__PROBLEM DETAILS__:
Pictures don't belong in the copy; print all the records exactly.

%%

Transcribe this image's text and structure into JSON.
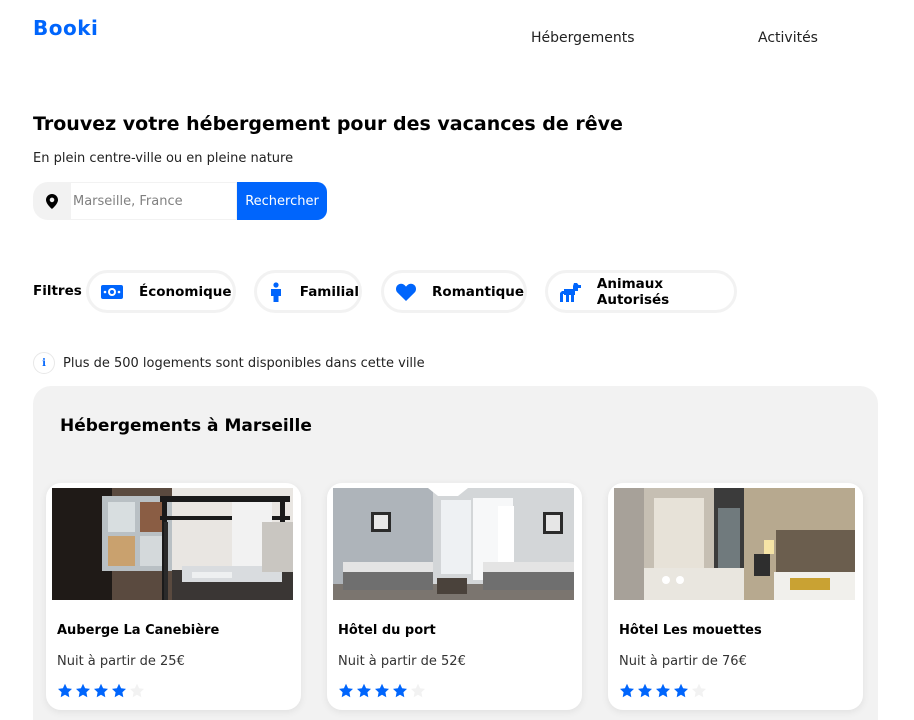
{
  "header": {
    "logo": "Booki",
    "nav": [
      "Hébergements",
      "Activités"
    ]
  },
  "hero": {
    "title": "Trouvez votre hébergement pour des vacances de rêve",
    "subtitle": "En plein centre-ville ou en pleine nature",
    "search_placeholder": "Marseille, France",
    "search_button": "Rechercher"
  },
  "filters": {
    "label": "Filtres",
    "items": [
      {
        "label": "Économique",
        "icon": "money-icon"
      },
      {
        "label": "Familial",
        "icon": "person-icon"
      },
      {
        "label": "Romantique",
        "icon": "heart-icon"
      },
      {
        "label": "Animaux Autorisés",
        "icon": "dog-icon"
      }
    ]
  },
  "info": {
    "text": "Plus de 500 logements sont disponibles dans cette ville",
    "icon": "info-icon"
  },
  "listing": {
    "title": "Hébergements à Marseille",
    "cards": [
      {
        "name": "Auberge La Canebière",
        "price": "Nuit à partir de 25€",
        "rating": 4
      },
      {
        "name": "Hôtel du port",
        "price": "Nuit à partir de 52€",
        "rating": 4
      },
      {
        "name": "Hôtel Les mouettes",
        "price": "Nuit à partir de 76€",
        "rating": 4
      }
    ]
  },
  "colors": {
    "accent": "#0065FC",
    "panel": "#F2F2F2",
    "star_off": "#F2F2F2"
  }
}
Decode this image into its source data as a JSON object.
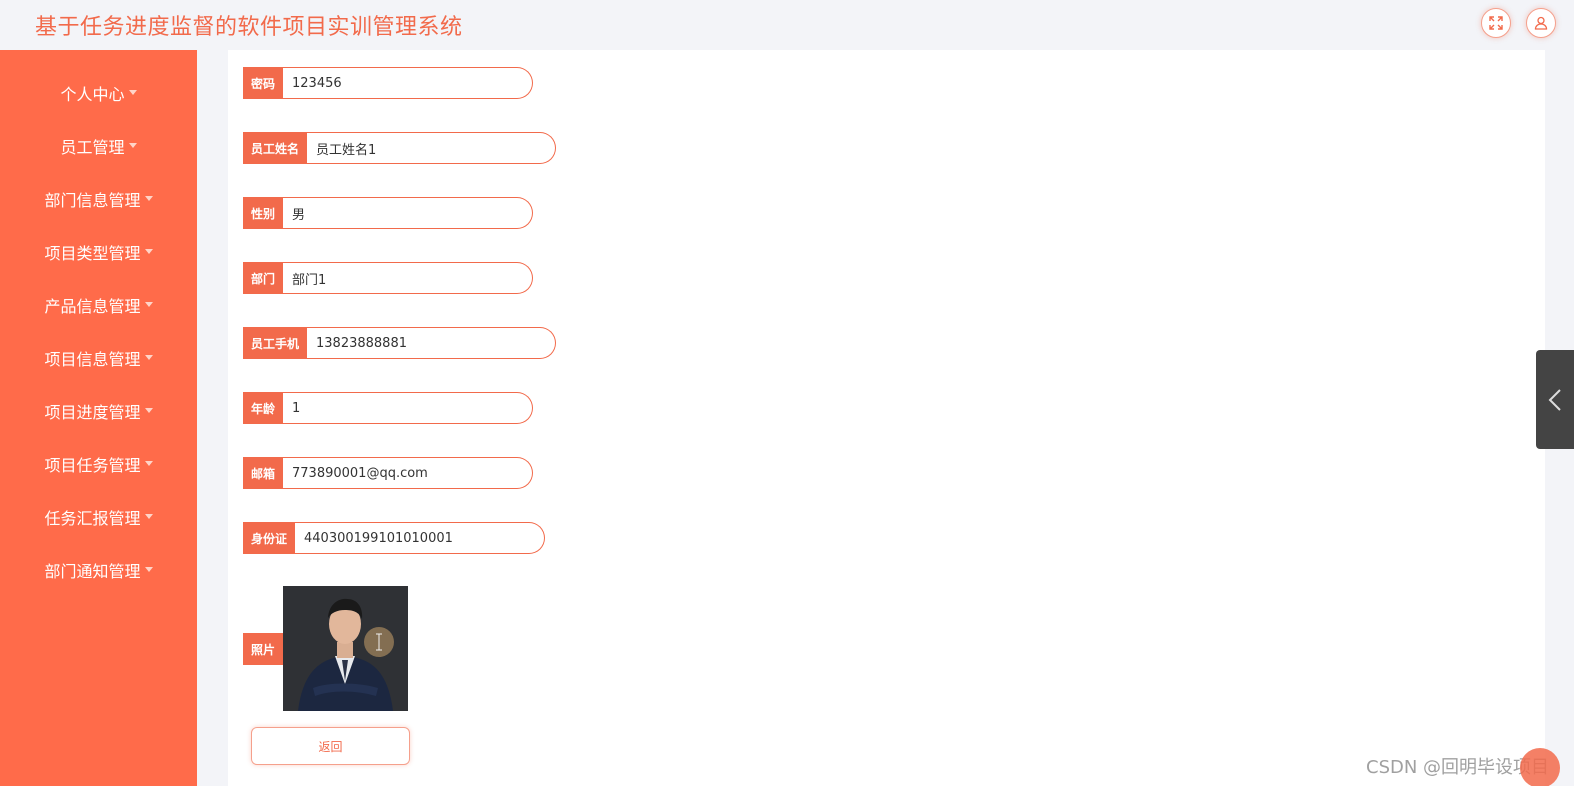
{
  "header": {
    "title": "基于任务进度监督的软件项目实训管理系统",
    "fullscreen_icon": "expand-icon",
    "user_icon": "user-icon"
  },
  "sidebar": {
    "items": [
      {
        "label": "个人中心"
      },
      {
        "label": "员工管理"
      },
      {
        "label": "部门信息管理"
      },
      {
        "label": "项目类型管理"
      },
      {
        "label": "产品信息管理"
      },
      {
        "label": "项目信息管理"
      },
      {
        "label": "项目进度管理"
      },
      {
        "label": "项目任务管理"
      },
      {
        "label": "任务汇报管理"
      },
      {
        "label": "部门通知管理"
      }
    ]
  },
  "form": {
    "fields": [
      {
        "label": "密码",
        "value": "123456"
      },
      {
        "label": "员工姓名",
        "value": "员工姓名1"
      },
      {
        "label": "性别",
        "value": "男"
      },
      {
        "label": "部门",
        "value": "部门1"
      },
      {
        "label": "员工手机",
        "value": "13823888881"
      },
      {
        "label": "年龄",
        "value": "1"
      },
      {
        "label": "邮箱",
        "value": "773890001@qq.com"
      },
      {
        "label": "身份证",
        "value": "440300199101010001"
      }
    ],
    "photo_label": "照片",
    "back_label": "返回"
  },
  "watermark": "CSDN @回明毕设项目",
  "colors": {
    "accent": "#f26a4b",
    "sidebar": "#ff6b4a",
    "background": "#f3f4f8"
  }
}
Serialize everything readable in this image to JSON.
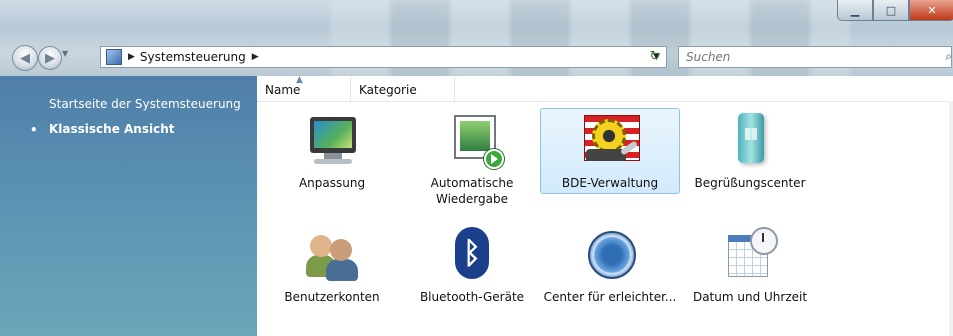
{
  "window": {
    "controls": [
      "minimize",
      "maximize",
      "close"
    ]
  },
  "nav": {
    "breadcrumb": "Systemsteuerung",
    "search_placeholder": "Suchen"
  },
  "sidebar": {
    "home_link": "Startseite der Systemsteuerung",
    "bullet": "•",
    "classic_view": "Klassische Ansicht"
  },
  "columns": {
    "name": "Name",
    "category": "Kategorie"
  },
  "items": [
    {
      "label": "Anpassung",
      "icon": "display-personalization-icon"
    },
    {
      "label": "Automatische Wiedergabe",
      "icon": "autoplay-icon"
    },
    {
      "label": "BDE-Verwaltung",
      "icon": "bde-admin-icon",
      "selected": true
    },
    {
      "label": "Begrüßungscenter",
      "icon": "welcome-center-icon"
    },
    {
      "label": "Benutzerkonten",
      "icon": "user-accounts-icon"
    },
    {
      "label": "Bluetooth-Geräte",
      "icon": "bluetooth-icon"
    },
    {
      "label": "Center für erleichter...",
      "icon": "ease-of-access-icon"
    },
    {
      "label": "Datum und Uhrzeit",
      "icon": "date-time-icon"
    }
  ],
  "colors": {
    "sidebar_top": "#4f7ea8",
    "sidebar_bottom": "#6ca5b9",
    "selection": "#d2eafb"
  }
}
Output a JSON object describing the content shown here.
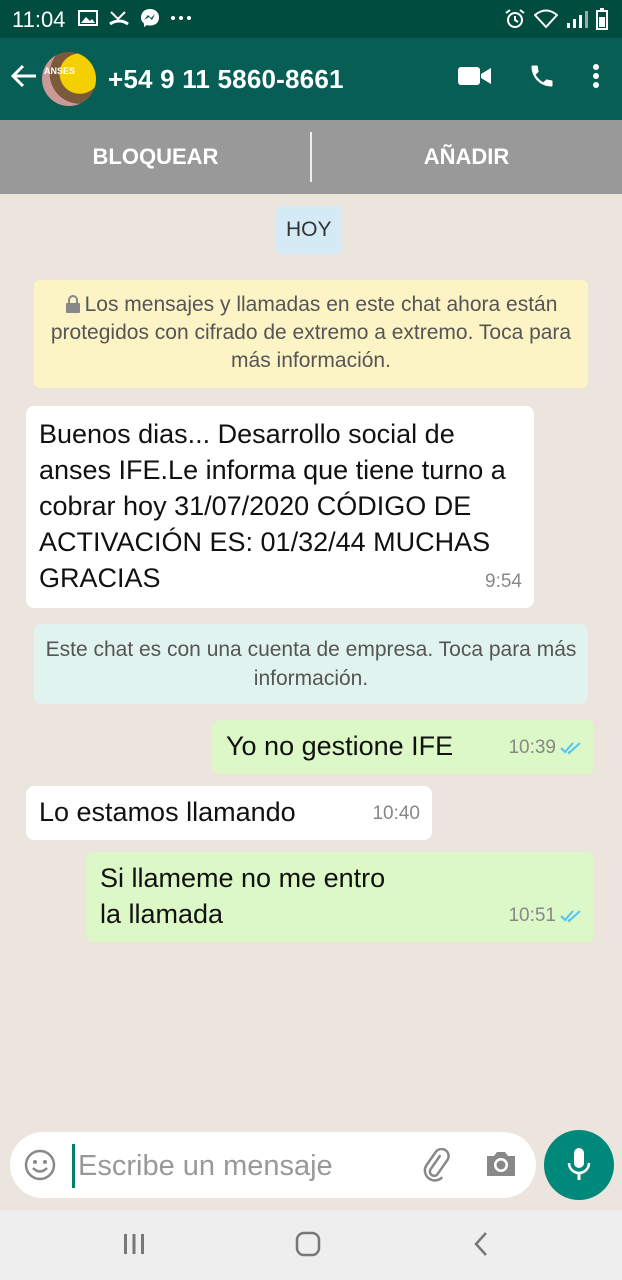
{
  "status_bar": {
    "time": "11:04",
    "left_icons": [
      "gallery-icon",
      "missed-call-icon",
      "messenger-icon",
      "more-icon"
    ],
    "right_icons": [
      "alarm-icon",
      "wifi-icon",
      "signal-icon",
      "battery-icon"
    ]
  },
  "header": {
    "contact": "+54 9 11 5860-8661",
    "avatar_text": "ANSES",
    "icons": [
      "back-arrow-icon",
      "video-call-icon",
      "phone-icon",
      "more-vert-icon"
    ]
  },
  "actions": {
    "block": "BLOQUEAR",
    "add": "AÑADIR"
  },
  "chat": {
    "day": "HOY",
    "encryption_notice": "Los mensajes y llamadas en este chat ahora están protegidos con cifrado de extremo a extremo. Toca para más información.",
    "business_notice": "Este chat es con una cuenta de empresa. Toca para más información.",
    "messages": [
      {
        "direction": "in",
        "text": "Buenos dias... Desarrollo social de anses IFE.Le informa que tiene turno a cobrar hoy  31/07/2020 CÓDIGO DE ACTIVACIÓN ES: 01/32/44 MUCHAS GRACIAS",
        "time": "9:54"
      },
      {
        "direction": "out",
        "text": "Yo no gestione IFE",
        "time": "10:39",
        "read": true
      },
      {
        "direction": "in",
        "text": "Lo estamos llamando",
        "time": "10:40"
      },
      {
        "direction": "out",
        "text": "Si llameme no me entro la llamada",
        "time": "10:51",
        "read": true
      }
    ]
  },
  "composer": {
    "placeholder": "Escribe un mensaje",
    "value": ""
  },
  "colors": {
    "status_bar": "#004d40",
    "app_bar": "#075e54",
    "action_bar": "#999999",
    "chat_bg": "#ece5dd",
    "incoming": "#ffffff",
    "outgoing": "#dcf8c6",
    "read_ticks": "#4fc3f7",
    "mic_button": "#00897b"
  }
}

%%

__ANSWER FOR THE TASK__:
Transcribe this image's text and structure into JSON.
{
  "header": {
    "logo": "Booki",
    "nav": [
      "Hébergements",
      "Activités"
    ]
  },
  "hero": {
    "title": "Trouvez votre hébergement pour des vacances de rêve",
    "subtitle": "En plein centre-ville ou en pleine nature",
    "search_placeholder": "Marseille, France",
    "search_button": "Rechercher"
  },
  "filters": {
    "label": "Filtres",
    "items": [
      {
        "label": "Économique",
        "icon": "money-icon"
      },
      {
        "label": "Familial",
        "icon": "person-icon"
      },
      {
        "label": "Romantique",
        "icon": "heart-icon"
      },
      {
        "label": "Animaux Autorisés",
        "icon": "dog-icon"
      }
    ]
  },
  "info": {
    "text": "Plus de 500 logements sont disponibles dans cette ville",
    "icon": "info-icon"
  },
  "listing": {
    "title": "Hébergements à Marseille",
    "cards": [
      {
        "name": "Auberge La Canebière",
        "price": "Nuit à partir de 25€",
        "rating": 4
      },
      {
        "name": "Hôtel du port",
        "price": "Nuit à partir de 52€",
        "rating": 4
      },
      {
        "name": "Hôtel Les mouettes",
        "price": "Nuit à partir de 76€",
        "rating": 4
      }
    ]
  },
  "colors": {
    "accent": "#0065FC",
    "panel": "#F2F2F2",
    "star_off": "#F2F2F2"
  }
}
Decode this image into its source data as a JSON object.
{
  "header": {
    "title": "基于任务进度监督的软件项目实训管理系统",
    "fullscreen_icon": "expand-icon",
    "user_icon": "user-icon"
  },
  "sidebar": {
    "items": [
      {
        "label": "个人中心"
      },
      {
        "label": "员工管理"
      },
      {
        "label": "部门信息管理"
      },
      {
        "label": "项目类型管理"
      },
      {
        "label": "产品信息管理"
      },
      {
        "label": "项目信息管理"
      },
      {
        "label": "项目进度管理"
      },
      {
        "label": "项目任务管理"
      },
      {
        "label": "任务汇报管理"
      },
      {
        "label": "部门通知管理"
      }
    ]
  },
  "form": {
    "fields": [
      {
        "label": "密码",
        "value": "123456"
      },
      {
        "label": "员工姓名",
        "value": "员工姓名1"
      },
      {
        "label": "性别",
        "value": "男"
      },
      {
        "label": "部门",
        "value": "部门1"
      },
      {
        "label": "员工手机",
        "value": "13823888881"
      },
      {
        "label": "年龄",
        "value": "1"
      },
      {
        "label": "邮箱",
        "value": "773890001@qq.com"
      },
      {
        "label": "身份证",
        "value": "440300199101010001"
      }
    ],
    "photo_label": "照片",
    "back_label": "返回"
  },
  "watermark": "CSDN @回明毕设项目",
  "colors": {
    "accent": "#f26a4b",
    "sidebar": "#ff6b4a",
    "background": "#f3f4f8"
  }
}
Serialize everything readable in this image to JSON.
{
  "window": {
    "controls": [
      "minimize",
      "maximize",
      "close"
    ]
  },
  "nav": {
    "breadcrumb": "Systemsteuerung",
    "search_placeholder": "Suchen"
  },
  "sidebar": {
    "home_link": "Startseite der Systemsteuerung",
    "bullet": "•",
    "classic_view": "Klassische Ansicht"
  },
  "columns": {
    "name": "Name",
    "category": "Kategorie"
  },
  "items": [
    {
      "label": "Anpassung",
      "icon": "display-personalization-icon"
    },
    {
      "label": "Automatische Wiedergabe",
      "icon": "autoplay-icon"
    },
    {
      "label": "BDE-Verwaltung",
      "icon": "bde-admin-icon",
      "selected": true
    },
    {
      "label": "Begrüßungscenter",
      "icon": "welcome-center-icon"
    },
    {
      "label": "Benutzerkonten",
      "icon": "user-accounts-icon"
    },
    {
      "label": "Bluetooth-Geräte",
      "icon": "bluetooth-icon"
    },
    {
      "label": "Center für erleichter...",
      "icon": "ease-of-access-icon"
    },
    {
      "label": "Datum und Uhrzeit",
      "icon": "date-time-icon"
    }
  ],
  "colors": {
    "sidebar_top": "#4f7ea8",
    "sidebar_bottom": "#6ca5b9",
    "selection": "#d2eafb"
  }
}
Output a JSON object describing the content shown here.
{
  "status_bar": {
    "time": "11:04",
    "left_icons": [
      "gallery-icon",
      "missed-call-icon",
      "messenger-icon",
      "more-icon"
    ],
    "right_icons": [
      "alarm-icon",
      "wifi-icon",
      "signal-icon",
      "battery-icon"
    ]
  },
  "header": {
    "contact": "+54 9 11 5860-8661",
    "avatar_text": "ANSES",
    "icons": [
      "back-arrow-icon",
      "video-call-icon",
      "phone-icon",
      "more-vert-icon"
    ]
  },
  "actions": {
    "block": "BLOQUEAR",
    "add": "AÑADIR"
  },
  "chat": {
    "day": "HOY",
    "encryption_notice": "Los mensajes y llamadas en este chat ahora están protegidos con cifrado de extremo a extremo. Toca para más información.",
    "business_notice": "Este chat es con una cuenta de empresa. Toca para más información.",
    "messages": [
      {
        "direction": "in",
        "text": "Buenos dias... Desarrollo social de anses IFE.Le informa que tiene turno a cobrar hoy  31/07/2020 CÓDIGO DE ACTIVACIÓN ES: 01/32/44 MUCHAS GRACIAS",
        "time": "9:54"
      },
      {
        "direction": "out",
        "text": "Yo no gestione IFE",
        "time": "10:39",
        "read": true
      },
      {
        "direction": "in",
        "text": "Lo estamos llamando",
        "time": "10:40"
      },
      {
        "direction": "out",
        "text": "Si llameme no me entro la llamada",
        "time": "10:51",
        "read": true
      }
    ]
  },
  "composer": {
    "placeholder": "Escribe un mensaje",
    "value": ""
  },
  "colors": {
    "status_bar": "#004d40",
    "app_bar": "#075e54",
    "action_bar": "#999999",
    "chat_bg": "#ece5dd",
    "incoming": "#ffffff",
    "outgoing": "#dcf8c6",
    "read_ticks": "#4fc3f7",
    "mic_button": "#00897b"
  }
}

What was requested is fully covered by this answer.